Exercise tasks
**1.** Answer these about the ext4 mailing-list message, one per line:
(a) On which release was the regression run made that first revealed the new failure?
(b) Which test failed?
(c) Who added Cc's and updated the subject?
**2.** Transcribe the ext4 mailing-list message word for word, starting at "I really hate" and ending at "test is inconsistent.".

Passage given
(begin)

All of lore.kernel.org
 help / color / mirror / Atom feed
From: Linus Torvalds <torvalds@linux-foundation.org>
To: Eric Biggers <ebiggers@kernel.org>
Cc: Ext4 Developers List <linux-ext4@vger.kernel.org>,
	Andreas Dilger <adilger@dilger.ca>,
	Eric Whitney <enwlinux@gmail.com>,
	"Jason A. Donenfeld" <Jason@zx2c4.com>,
	Masahiro Yamada <masahiroy@kernel.org>
Subject: Re: Detecting default signedness of char in ext4 (despite -funsigned-char)
Date: Tue, 17 Jan 2023 20:27:23 -0800	[thread overview]
Message-ID: <CAHk-=whUNjwqZXa-MH9KMmc_CpQpoFKFjAB9ZKHuu=TbsouT4A@mail.gmail.com> (raw)
In-Reply-To: <Y8dtze3ZLGaUi8pi@sol.localdomain>

[-- Attachment #1: Type: text/plain, Size: 3395 bytes --]

On Tue, Jan 17, 2023 at 7:56 PM Eric Biggers <ebiggers@kernel.org> wrote:
>
> [Added some Cc's, and updated subject to reflect what this is really about]

Hmm.

I really hate this.

> On Tue, Jan 17, 2023 at 05:10:55PM -0700, Andreas Dilger wrote:
> > >
> > > My 6.2-rc1 regression run on the current x86-64 test appliance revealed a new
> > > failure for generic/454 on the 4k file system configuration and all other
> > > configurations using a 4k block size.  This failure reproduces with 100%
> > > reliability and continues to appear as of 6.2-rc4.
> > >
> > > The test output indicates that the file system under test is inconsistent.

(end)

Extracted information
(begin)

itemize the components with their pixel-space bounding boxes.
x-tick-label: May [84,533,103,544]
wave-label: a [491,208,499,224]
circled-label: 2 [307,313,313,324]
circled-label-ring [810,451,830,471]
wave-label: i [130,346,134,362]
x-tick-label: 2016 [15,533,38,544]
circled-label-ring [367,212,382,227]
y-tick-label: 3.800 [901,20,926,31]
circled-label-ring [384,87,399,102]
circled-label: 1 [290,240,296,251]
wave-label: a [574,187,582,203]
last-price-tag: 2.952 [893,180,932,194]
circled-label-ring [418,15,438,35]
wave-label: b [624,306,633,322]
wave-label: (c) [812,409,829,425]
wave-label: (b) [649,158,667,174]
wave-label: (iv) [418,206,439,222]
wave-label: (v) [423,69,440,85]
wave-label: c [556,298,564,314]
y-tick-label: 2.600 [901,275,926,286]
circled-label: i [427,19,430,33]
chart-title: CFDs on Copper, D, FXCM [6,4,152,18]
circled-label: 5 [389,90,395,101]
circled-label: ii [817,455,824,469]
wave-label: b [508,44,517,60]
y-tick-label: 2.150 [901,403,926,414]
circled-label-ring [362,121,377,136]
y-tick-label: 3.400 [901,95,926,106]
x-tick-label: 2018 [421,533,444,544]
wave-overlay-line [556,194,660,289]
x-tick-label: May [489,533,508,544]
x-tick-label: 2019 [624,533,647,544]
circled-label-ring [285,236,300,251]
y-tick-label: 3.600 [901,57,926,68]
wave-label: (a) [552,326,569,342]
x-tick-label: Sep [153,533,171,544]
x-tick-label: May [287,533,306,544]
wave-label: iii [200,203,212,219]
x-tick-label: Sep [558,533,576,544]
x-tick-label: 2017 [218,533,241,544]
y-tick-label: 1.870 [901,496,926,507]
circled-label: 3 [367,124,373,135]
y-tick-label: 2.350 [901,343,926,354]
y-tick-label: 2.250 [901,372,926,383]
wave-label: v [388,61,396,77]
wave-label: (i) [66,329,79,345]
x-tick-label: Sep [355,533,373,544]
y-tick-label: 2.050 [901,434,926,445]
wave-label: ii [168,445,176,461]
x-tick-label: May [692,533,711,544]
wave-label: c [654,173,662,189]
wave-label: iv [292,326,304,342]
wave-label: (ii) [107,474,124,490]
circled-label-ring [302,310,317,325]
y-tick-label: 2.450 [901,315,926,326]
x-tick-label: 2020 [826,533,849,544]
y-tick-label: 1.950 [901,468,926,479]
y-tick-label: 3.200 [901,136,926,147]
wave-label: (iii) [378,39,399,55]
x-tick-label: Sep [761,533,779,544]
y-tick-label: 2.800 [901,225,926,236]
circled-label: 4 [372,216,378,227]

(end)

Response list
**1.**
(a) 6.2-rc1
(b) generic/454
(c) Eric Biggers

**2.**
I really hate this.

> On Tue, Jan 17, 2023 at 05:10:55PM -0700, Andreas Dilger wrote:
> > >
> > > My 6.2-rc1 regression run on the current x86-64 test appliance revealed a new
> > > failure for generic/454 on the 4k file system configuration and all other
> > > configurations using a 4k block size.  This failure reproduces with 100%
> > > reliability and continues to appear as of 6.2-rc4.
> > >
> > > The test output indicates that the file system under test is inconsistent.